Dabei ist das Meer unspezifischen und nicht biographisch gezeichneten „Wissens“ genau das, was uns schon ohne Internet lähmt. Uns fehlt die Kraft auszuwählen. Uns fehlt der Mut, unserer Wahrnehmung zu trauen. Wir brauchen Visionen, um zu wissen, was wir wollen. Aber über unserer Gesellschaft liegt eine beängstigende Option auf den Vorruhestand. Nicht Wissen fehlt uns, unser größter Mangel liegt in der geringen Lust am Handeln.

### Datenzeilen

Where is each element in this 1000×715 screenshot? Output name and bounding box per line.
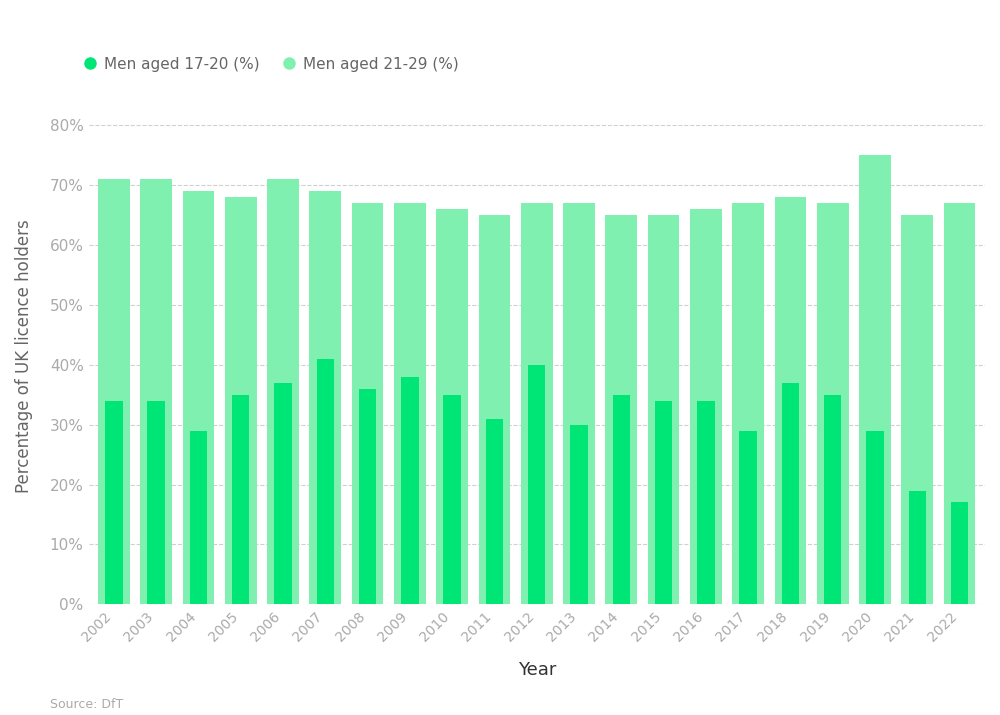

### Arbeitsauftrag
Gib aus dem Textabschnitt die Passage zwischen „Dabei ist das“ und „Lust am Handeln.“ einschließlich beider Grenzen wortgetreu aus.

### Antwort zur Aufgabe
Dabei ist das Meer unspezifischen und nicht biographisch gezeichneten „Wissens“ genau das, was uns schon ohne Internet lähmt. Uns fehlt die Kraft auszuwählen. Uns fehlt der Mut, unserer Wahrnehmung zu trauen. Wir brauchen Visionen, um zu wissen, was wir wollen. Aber über unserer Gesellschaft liegt eine beängstigende Option auf den Vorruhestand. Nicht Wissen fehlt uns, unser größter Mangel liegt in der geringen Lust am Handeln.